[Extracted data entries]
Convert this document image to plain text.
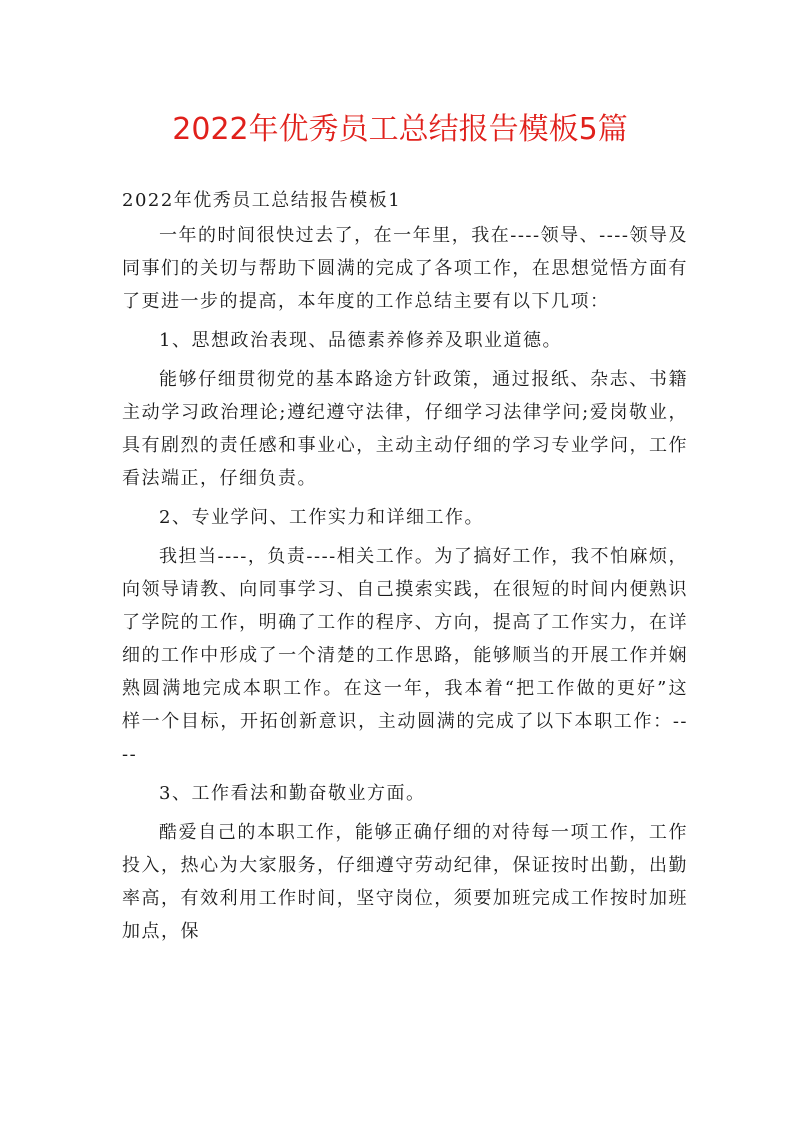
2022年优秀员工总结报告模板5篇

2022年优秀员工总结报告模板1

一年的时间很快过去了，在一年里，我在----领导、----领导及同事们的关切与帮助下圆满的完成了各项工作，在思想觉悟方面有了更进一步的提高，本年度的工作总结主要有以下几项：

1、思想政治表现、品德素养修养及职业道德。

能够仔细贯彻党的基本路途方针政策，通过报纸、杂志、书籍主动学习政治理论;遵纪遵守法律，仔细学习法律学问;爱岗敬业，具有剧烈的责任感和事业心，主动主动仔细的学习专业学问，工作看法端正，仔细负责。

2、专业学问、工作实力和详细工作。

我担当----，负责----相关工作。为了搞好工作，我不怕麻烦，向领导请教、向同事学习、自己摸索实践，在很短的时间内便熟识了学院的工作，明确了工作的程序、方向，提高了工作实力，在详细的工作中形成了一个清楚的工作思路，能够顺当的开展工作并娴熟圆满地完成本职工作。在这一年，我本着“把工作做的更好”这样一个目标，开拓创新意识，主动圆满的完成了以下本职工作：----

3、工作看法和勤奋敬业方面。

酷爱自己的本职工作，能够正确仔细的对待每一项工作，工作投入，热心为大家服务，仔细遵守劳动纪律，保证按时出勤，出勤率高，有效利用工作时间，坚守岗位，须要加班完成工作按时加班加点，保
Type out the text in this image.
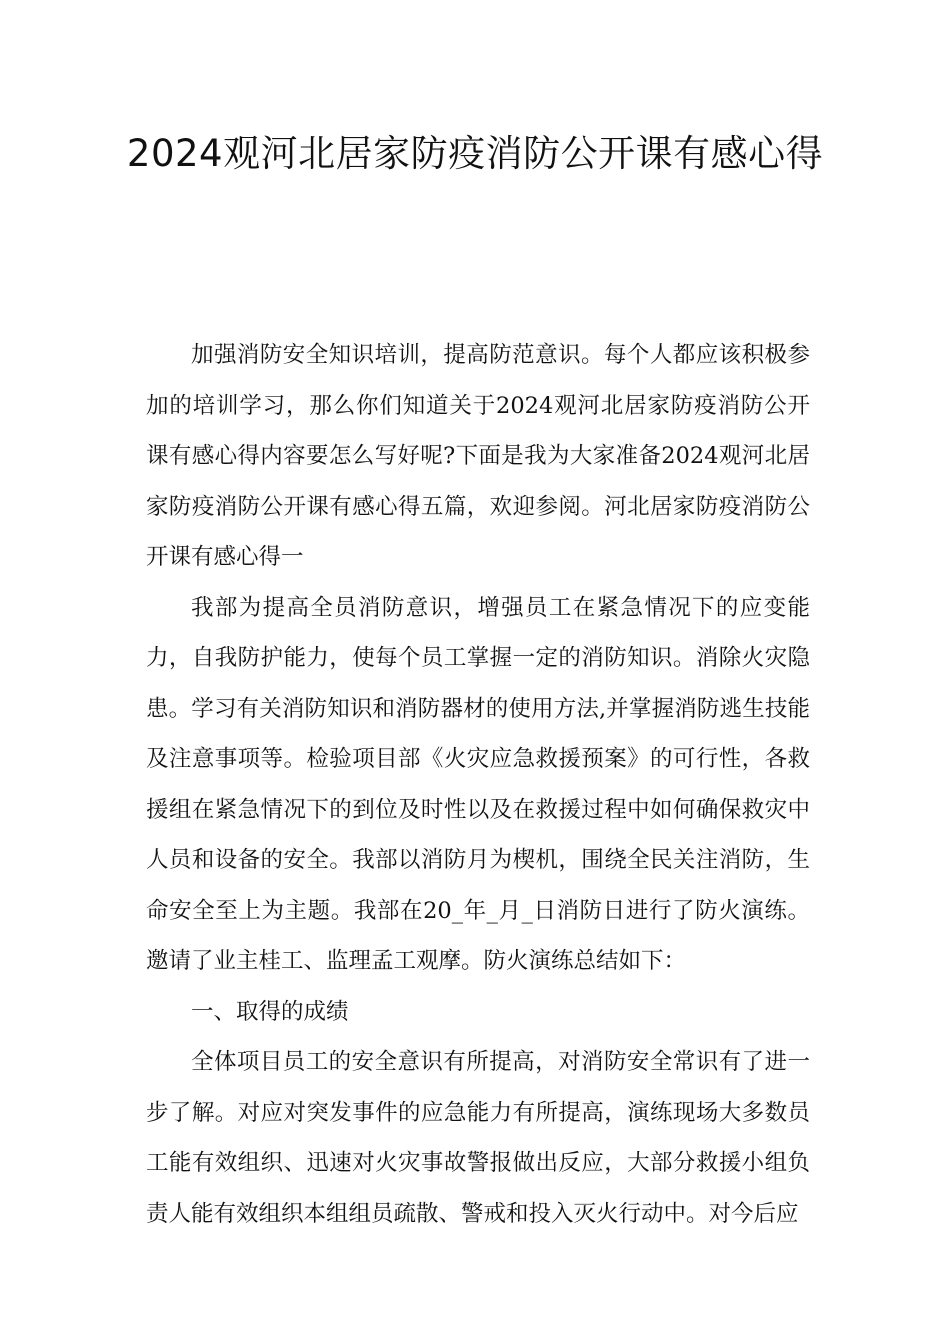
2024观河北居家防疫消防公开课有感心得

加强消防安全知识培训，提高防范意识。每个人都应该积极参加的培训学习，那么你们知道关于2024观河北居家防疫消防公开课有感心得内容要怎么写好呢?下面是我为大家准备2024观河北居家防疫消防公开课有感心得五篇，欢迎参阅。河北居家防疫消防公开课有感心得一

我部为提高全员消防意识，增强员工在紧急情况下的应变能力，自我防护能力，使每个员工掌握一定的消防知识。消除火灾隐患。学习有关消防知识和消防器材的使用方法,并掌握消防逃生技能及注意事项等。检验项目部《火灾应急救援预案》的可行性，各救援组在紧急情况下的到位及时性以及在救援过程中如何确保救灾中人员和设备的安全。我部以消防月为楔机，围绕全民关注消防，生命安全至上为主题。我部在20_年_月_日消防日进行了防火演练。邀请了业主桂工、监理孟工观摩。防火演练总结如下：

一、取得的成绩

全体项目员工的安全意识有所提高，对消防安全常识有了进一步了解。对应对突发事件的应急能力有所提高，演练现场大多数员工能有效组织、迅速对火灾事故警报做出反应，大部分救援小组负责人能有效组织本组组员疏散、警戒和投入灭火行动中。对今后应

*OBJECTIVE*. Every record above should come back exactly, but without its pictures.

*THE OUTPUT*.
Convert this document image to plain text.
2022年优秀员工总结报告模板5篇

2022年优秀员工总结报告模板1

一年的时间很快过去了，在一年里，我在----领导、----领导及同事们的关切与帮助下圆满的完成了各项工作，在思想觉悟方面有了更进一步的提高，本年度的工作总结主要有以下几项：

1、思想政治表现、品德素养修养及职业道德。

能够仔细贯彻党的基本路途方针政策，通过报纸、杂志、书籍主动学习政治理论;遵纪遵守法律，仔细学习法律学问;爱岗敬业，具有剧烈的责任感和事业心，主动主动仔细的学习专业学问，工作看法端正，仔细负责。

2、专业学问、工作实力和详细工作。

我担当----，负责----相关工作。为了搞好工作，我不怕麻烦，向领导请教、向同事学习、自己摸索实践，在很短的时间内便熟识了学院的工作，明确了工作的程序、方向，提高了工作实力，在详细的工作中形成了一个清楚的工作思路，能够顺当的开展工作并娴熟圆满地完成本职工作。在这一年，我本着“把工作做的更好”这样一个目标，开拓创新意识，主动圆满的完成了以下本职工作：----

3、工作看法和勤奋敬业方面。

酷爱自己的本职工作，能够正确仔细的对待每一项工作，工作投入，热心为大家服务，仔细遵守劳动纪律，保证按时出勤，出勤率高，有效利用工作时间，坚守岗位，须要加班完成工作按时加班加点，保
Type out the text in this image.
2024观河北居家防疫消防公开课有感心得

加强消防安全知识培训，提高防范意识。每个人都应该积极参加的培训学习，那么你们知道关于2024观河北居家防疫消防公开课有感心得内容要怎么写好呢?下面是我为大家准备2024观河北居家防疫消防公开课有感心得五篇，欢迎参阅。河北居家防疫消防公开课有感心得一

我部为提高全员消防意识，增强员工在紧急情况下的应变能力，自我防护能力，使每个员工掌握一定的消防知识。消除火灾隐患。学习有关消防知识和消防器材的使用方法,并掌握消防逃生技能及注意事项等。检验项目部《火灾应急救援预案》的可行性，各救援组在紧急情况下的到位及时性以及在救援过程中如何确保救灾中人员和设备的安全。我部以消防月为楔机，围绕全民关注消防，生命安全至上为主题。我部在20_年_月_日消防日进行了防火演练。邀请了业主桂工、监理孟工观摩。防火演练总结如下：

一、取得的成绩

全体项目员工的安全意识有所提高，对消防安全常识有了进一步了解。对应对突发事件的应急能力有所提高，演练现场大多数员工能有效组织、迅速对火灾事故警报做出反应，大部分救援小组负责人能有效组织本组组员疏散、警戒和投入灭火行动中。对今后应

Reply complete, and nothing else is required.